Data for the task:
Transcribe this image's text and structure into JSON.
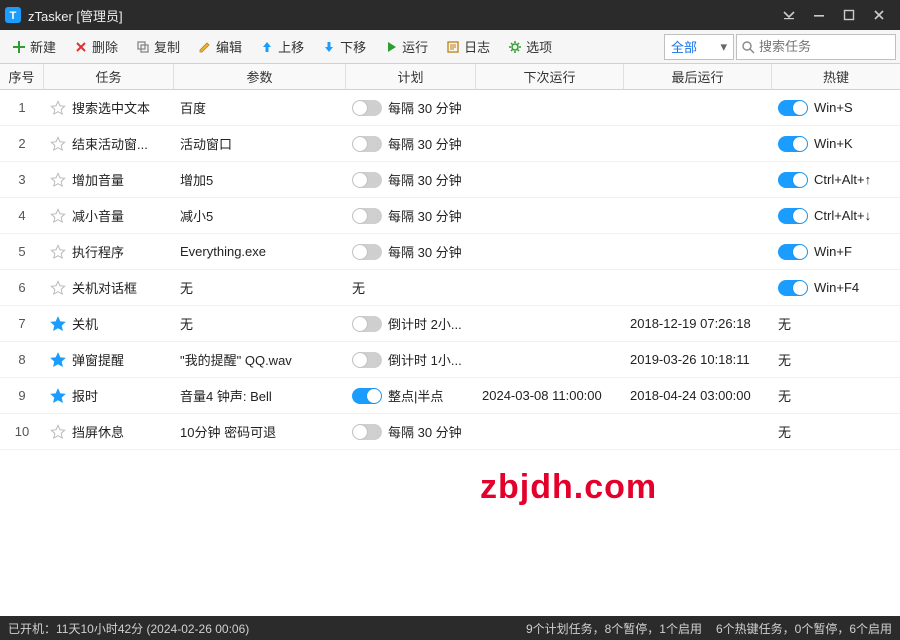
{
  "window": {
    "title": "zTasker [管理员]"
  },
  "toolbar": {
    "new": "新建",
    "delete": "删除",
    "copy": "复制",
    "edit": "编辑",
    "moveUp": "上移",
    "moveDown": "下移",
    "run": "运行",
    "log": "日志",
    "options": "选项"
  },
  "filter": {
    "selected": "全部"
  },
  "search": {
    "placeholder": "搜索任务"
  },
  "columns": {
    "idx": "序号",
    "task": "任务",
    "param": "参数",
    "plan": "计划",
    "next": "下次运行",
    "last": "最后运行",
    "hotkey": "热键"
  },
  "rows": [
    {
      "idx": "1",
      "starred": false,
      "task": "搜索选中文本",
      "param": "百度",
      "planOn": false,
      "plan": "每隔 30 分钟",
      "next": "",
      "last": "",
      "hotOn": true,
      "hotkey": "Win+S"
    },
    {
      "idx": "2",
      "starred": false,
      "task": "结束活动窗...",
      "param": "活动窗口",
      "planOn": false,
      "plan": "每隔 30 分钟",
      "next": "",
      "last": "",
      "hotOn": true,
      "hotkey": "Win+K"
    },
    {
      "idx": "3",
      "starred": false,
      "task": "增加音量",
      "param": "增加5",
      "planOn": false,
      "plan": "每隔 30 分钟",
      "next": "",
      "last": "",
      "hotOn": true,
      "hotkey": "Ctrl+Alt+↑"
    },
    {
      "idx": "4",
      "starred": false,
      "task": "减小音量",
      "param": "减小5",
      "planOn": false,
      "plan": "每隔 30 分钟",
      "next": "",
      "last": "",
      "hotOn": true,
      "hotkey": "Ctrl+Alt+↓"
    },
    {
      "idx": "5",
      "starred": false,
      "task": "执行程序",
      "param": "Everything.exe",
      "planOn": false,
      "plan": "每隔 30 分钟",
      "next": "",
      "last": "",
      "hotOn": true,
      "hotkey": "Win+F"
    },
    {
      "idx": "6",
      "starred": false,
      "task": "关机对话框",
      "param": "无",
      "planOn": null,
      "plan": "无",
      "next": "",
      "last": "",
      "hotOn": true,
      "hotkey": "Win+F4"
    },
    {
      "idx": "7",
      "starred": true,
      "task": "关机",
      "param": "无",
      "planOn": false,
      "plan": "倒计时 2小...",
      "next": "",
      "last": "2018-12-19 07:26:18",
      "hotOn": null,
      "hotkey": "无"
    },
    {
      "idx": "8",
      "starred": true,
      "task": "弹窗提醒",
      "param": "\"我的提醒\" QQ.wav",
      "planOn": false,
      "plan": "倒计时 1小...",
      "next": "",
      "last": "2019-03-26 10:18:11",
      "hotOn": null,
      "hotkey": "无"
    },
    {
      "idx": "9",
      "starred": true,
      "task": "报时",
      "param": "音量4 钟声: Bell",
      "planOn": true,
      "plan": "整点|半点",
      "next": "2024-03-08 11:00:00",
      "last": "2018-04-24 03:00:00",
      "hotOn": null,
      "hotkey": "无"
    },
    {
      "idx": "10",
      "starred": false,
      "task": "挡屏休息",
      "param": "10分钟 密码可退",
      "planOn": false,
      "plan": "每隔 30 分钟",
      "next": "",
      "last": "",
      "hotOn": null,
      "hotkey": "无"
    }
  ],
  "watermark": "zbjdh.com",
  "status": {
    "uptimeLabel": "已开机：",
    "uptime": "11天10小时42分 (2024-02-26 00:06)",
    "planSummary": "9个计划任务，8个暂停，1个启用",
    "hotkeySummary": "6个热键任务，0个暂停，6个启用"
  }
}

Set task: Make an exact copy of the data, leaving its pictures out.

Result:
Transcribe this image's text and structure into JSON.
{
  "window": {
    "title": "zTasker [管理员]"
  },
  "toolbar": {
    "new": "新建",
    "delete": "删除",
    "copy": "复制",
    "edit": "编辑",
    "moveUp": "上移",
    "moveDown": "下移",
    "run": "运行",
    "log": "日志",
    "options": "选项"
  },
  "filter": {
    "selected": "全部"
  },
  "search": {
    "placeholder": "搜索任务"
  },
  "columns": {
    "idx": "序号",
    "task": "任务",
    "param": "参数",
    "plan": "计划",
    "next": "下次运行",
    "last": "最后运行",
    "hotkey": "热键"
  },
  "rows": [
    {
      "idx": "1",
      "starred": false,
      "task": "搜索选中文本",
      "param": "百度",
      "planOn": false,
      "plan": "每隔 30 分钟",
      "next": "",
      "last": "",
      "hotOn": true,
      "hotkey": "Win+S"
    },
    {
      "idx": "2",
      "starred": false,
      "task": "结束活动窗...",
      "param": "活动窗口",
      "planOn": false,
      "plan": "每隔 30 分钟",
      "next": "",
      "last": "",
      "hotOn": true,
      "hotkey": "Win+K"
    },
    {
      "idx": "3",
      "starred": false,
      "task": "增加音量",
      "param": "增加5",
      "planOn": false,
      "plan": "每隔 30 分钟",
      "next": "",
      "last": "",
      "hotOn": true,
      "hotkey": "Ctrl+Alt+↑"
    },
    {
      "idx": "4",
      "starred": false,
      "task": "减小音量",
      "param": "减小5",
      "planOn": false,
      "plan": "每隔 30 分钟",
      "next": "",
      "last": "",
      "hotOn": true,
      "hotkey": "Ctrl+Alt+↓"
    },
    {
      "idx": "5",
      "starred": false,
      "task": "执行程序",
      "param": "Everything.exe",
      "planOn": false,
      "plan": "每隔 30 分钟",
      "next": "",
      "last": "",
      "hotOn": true,
      "hotkey": "Win+F"
    },
    {
      "idx": "6",
      "starred": false,
      "task": "关机对话框",
      "param": "无",
      "planOn": null,
      "plan": "无",
      "next": "",
      "last": "",
      "hotOn": true,
      "hotkey": "Win+F4"
    },
    {
      "idx": "7",
      "starred": true,
      "task": "关机",
      "param": "无",
      "planOn": false,
      "plan": "倒计时 2小...",
      "next": "",
      "last": "2018-12-19 07:26:18",
      "hotOn": null,
      "hotkey": "无"
    },
    {
      "idx": "8",
      "starred": true,
      "task": "弹窗提醒",
      "param": "\"我的提醒\" QQ.wav",
      "planOn": false,
      "plan": "倒计时 1小...",
      "next": "",
      "last": "2019-03-26 10:18:11",
      "hotOn": null,
      "hotkey": "无"
    },
    {
      "idx": "9",
      "starred": true,
      "task": "报时",
      "param": "音量4 钟声: Bell",
      "planOn": true,
      "plan": "整点|半点",
      "next": "2024-03-08 11:00:00",
      "last": "2018-04-24 03:00:00",
      "hotOn": null,
      "hotkey": "无"
    },
    {
      "idx": "10",
      "starred": false,
      "task": "挡屏休息",
      "param": "10分钟 密码可退",
      "planOn": false,
      "plan": "每隔 30 分钟",
      "next": "",
      "last": "",
      "hotOn": null,
      "hotkey": "无"
    }
  ],
  "watermark": "zbjdh.com",
  "status": {
    "uptimeLabel": "已开机：",
    "uptime": "11天10小时42分 (2024-02-26 00:06)",
    "planSummary": "9个计划任务，8个暂停，1个启用",
    "hotkeySummary": "6个热键任务，0个暂停，6个启用"
  }
}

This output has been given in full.